▶ _Records supplied_
####################

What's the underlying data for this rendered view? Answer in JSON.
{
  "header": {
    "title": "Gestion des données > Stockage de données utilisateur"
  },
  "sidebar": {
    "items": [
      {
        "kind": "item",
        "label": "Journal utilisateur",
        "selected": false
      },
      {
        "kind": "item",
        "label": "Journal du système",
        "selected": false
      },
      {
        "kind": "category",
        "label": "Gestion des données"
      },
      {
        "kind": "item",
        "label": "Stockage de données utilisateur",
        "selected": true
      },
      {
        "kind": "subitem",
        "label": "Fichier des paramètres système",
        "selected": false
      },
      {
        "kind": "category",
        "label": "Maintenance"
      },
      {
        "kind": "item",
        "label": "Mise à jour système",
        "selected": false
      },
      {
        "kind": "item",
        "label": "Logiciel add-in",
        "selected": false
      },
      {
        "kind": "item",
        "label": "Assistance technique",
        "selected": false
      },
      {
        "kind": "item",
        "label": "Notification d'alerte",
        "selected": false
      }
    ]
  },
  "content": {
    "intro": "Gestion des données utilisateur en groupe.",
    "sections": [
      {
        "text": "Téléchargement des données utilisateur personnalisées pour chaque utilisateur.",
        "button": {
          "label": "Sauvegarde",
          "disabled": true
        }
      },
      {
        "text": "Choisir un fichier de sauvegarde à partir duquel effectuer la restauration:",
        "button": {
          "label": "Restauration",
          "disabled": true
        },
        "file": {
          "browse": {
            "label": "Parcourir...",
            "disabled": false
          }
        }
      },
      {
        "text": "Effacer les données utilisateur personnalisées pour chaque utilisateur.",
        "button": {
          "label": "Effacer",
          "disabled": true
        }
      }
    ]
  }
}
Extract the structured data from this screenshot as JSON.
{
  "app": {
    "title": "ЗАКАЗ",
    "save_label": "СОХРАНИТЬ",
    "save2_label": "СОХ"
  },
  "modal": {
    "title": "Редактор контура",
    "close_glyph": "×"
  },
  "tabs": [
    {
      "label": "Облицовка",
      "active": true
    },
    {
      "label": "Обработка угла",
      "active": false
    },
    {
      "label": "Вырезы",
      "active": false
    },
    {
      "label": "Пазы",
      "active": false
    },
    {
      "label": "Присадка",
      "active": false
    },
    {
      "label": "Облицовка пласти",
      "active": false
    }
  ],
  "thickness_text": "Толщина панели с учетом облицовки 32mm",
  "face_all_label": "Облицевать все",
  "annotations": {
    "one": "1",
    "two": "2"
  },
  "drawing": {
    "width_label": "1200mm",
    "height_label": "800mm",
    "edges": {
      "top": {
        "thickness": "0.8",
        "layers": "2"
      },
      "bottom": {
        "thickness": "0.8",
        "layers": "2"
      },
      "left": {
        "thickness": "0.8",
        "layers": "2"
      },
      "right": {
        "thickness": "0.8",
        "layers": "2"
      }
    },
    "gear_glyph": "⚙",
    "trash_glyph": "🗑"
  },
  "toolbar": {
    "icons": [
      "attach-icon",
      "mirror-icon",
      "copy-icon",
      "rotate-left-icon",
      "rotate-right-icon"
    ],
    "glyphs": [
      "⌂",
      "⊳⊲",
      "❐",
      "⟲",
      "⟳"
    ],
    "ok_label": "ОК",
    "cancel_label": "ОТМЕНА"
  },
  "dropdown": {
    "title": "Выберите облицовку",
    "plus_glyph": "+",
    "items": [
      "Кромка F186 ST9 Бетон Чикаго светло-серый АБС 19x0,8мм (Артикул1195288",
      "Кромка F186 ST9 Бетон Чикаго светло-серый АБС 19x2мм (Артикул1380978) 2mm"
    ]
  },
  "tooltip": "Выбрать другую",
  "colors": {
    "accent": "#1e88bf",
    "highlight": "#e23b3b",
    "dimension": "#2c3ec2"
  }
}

####################

▶ _What to do_
Using the material above, report each line where "Gestion" occurs.

▶ _Written answer_
    "title": "Gestion des données > Stockage de données utilisateur"
        "label": "Gestion des données"
    "intro": "Gestion des données utilisateur en groupe.",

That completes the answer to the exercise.